----- Information supplied -----

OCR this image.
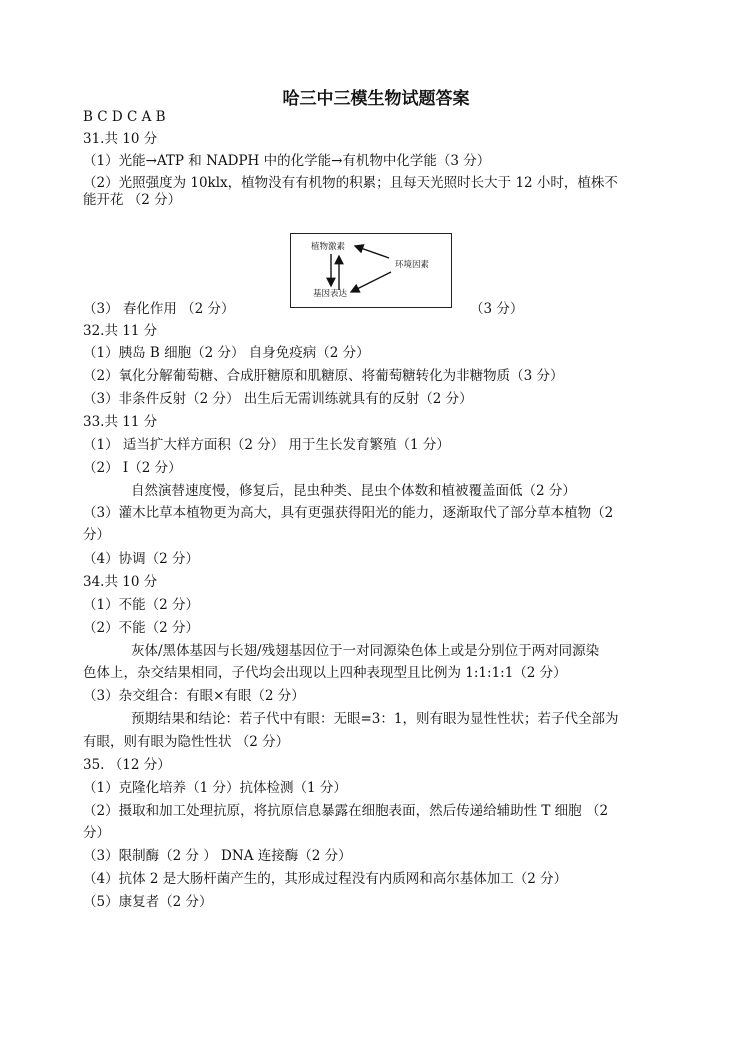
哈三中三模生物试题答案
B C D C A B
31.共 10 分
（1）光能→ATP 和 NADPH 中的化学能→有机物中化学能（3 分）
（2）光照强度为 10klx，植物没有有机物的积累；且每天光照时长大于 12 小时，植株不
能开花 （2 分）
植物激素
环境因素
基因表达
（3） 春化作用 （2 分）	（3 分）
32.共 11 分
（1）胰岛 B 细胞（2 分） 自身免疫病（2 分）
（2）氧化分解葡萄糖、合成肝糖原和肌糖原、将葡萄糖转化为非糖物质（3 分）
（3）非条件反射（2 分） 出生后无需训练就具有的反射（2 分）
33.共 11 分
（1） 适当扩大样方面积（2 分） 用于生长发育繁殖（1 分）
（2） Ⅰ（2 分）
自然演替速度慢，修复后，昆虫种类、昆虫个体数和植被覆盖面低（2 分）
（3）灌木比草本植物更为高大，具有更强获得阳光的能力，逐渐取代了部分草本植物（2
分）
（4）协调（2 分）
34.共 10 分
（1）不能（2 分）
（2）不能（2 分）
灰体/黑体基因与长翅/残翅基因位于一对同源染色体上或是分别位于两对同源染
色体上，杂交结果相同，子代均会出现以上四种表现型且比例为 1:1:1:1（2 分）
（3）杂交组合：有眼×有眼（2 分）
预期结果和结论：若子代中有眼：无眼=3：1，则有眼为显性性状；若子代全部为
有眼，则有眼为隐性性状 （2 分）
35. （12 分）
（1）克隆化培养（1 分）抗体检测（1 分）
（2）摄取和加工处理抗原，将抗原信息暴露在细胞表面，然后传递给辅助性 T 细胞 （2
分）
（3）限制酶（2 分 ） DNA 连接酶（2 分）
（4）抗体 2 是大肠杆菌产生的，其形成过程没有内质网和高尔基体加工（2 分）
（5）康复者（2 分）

-----

| Task to carry out |
Quote the records above exactly, leaving out any pictures.

| Task response |
OCR this image.
哈三中三模生物试题答案
B C D C A B
31.共 10 分
（1）光能→ATP 和 NADPH 中的化学能→有机物中化学能（3 分）
（2）光照强度为 10klx，植物没有有机物的积累；且每天光照时长大于 12 小时，植株不
能开花 （2 分）
植物激素
环境因素
基因表达
（3） 春化作用 （2 分）	（3 分）
32.共 11 分
（1）胰岛 B 细胞（2 分） 自身免疫病（2 分）
（2）氧化分解葡萄糖、合成肝糖原和肌糖原、将葡萄糖转化为非糖物质（3 分）
（3）非条件反射（2 分） 出生后无需训练就具有的反射（2 分）
33.共 11 分
（1） 适当扩大样方面积（2 分） 用于生长发育繁殖（1 分）
（2） Ⅰ（2 分）
自然演替速度慢，修复后，昆虫种类、昆虫个体数和植被覆盖面低（2 分）
（3）灌木比草本植物更为高大，具有更强获得阳光的能力，逐渐取代了部分草本植物（2
分）
（4）协调（2 分）
34.共 10 分
（1）不能（2 分）
（2）不能（2 分）
灰体/黑体基因与长翅/残翅基因位于一对同源染色体上或是分别位于两对同源染
色体上，杂交结果相同，子代均会出现以上四种表现型且比例为 1:1:1:1（2 分）
（3）杂交组合：有眼×有眼（2 分）
预期结果和结论：若子代中有眼：无眼=3：1，则有眼为显性性状；若子代全部为
有眼，则有眼为隐性性状 （2 分）
35. （12 分）
（1）克隆化培养（1 分）抗体检测（1 分）
（2）摄取和加工处理抗原，将抗原信息暴露在细胞表面，然后传递给辅助性 T 细胞 （2
分）
（3）限制酶（2 分 ） DNA 连接酶（2 分）
（4）抗体 2 是大肠杆菌产生的，其形成过程没有内质网和高尔基体加工（2 分）
（5）康复者（2 分）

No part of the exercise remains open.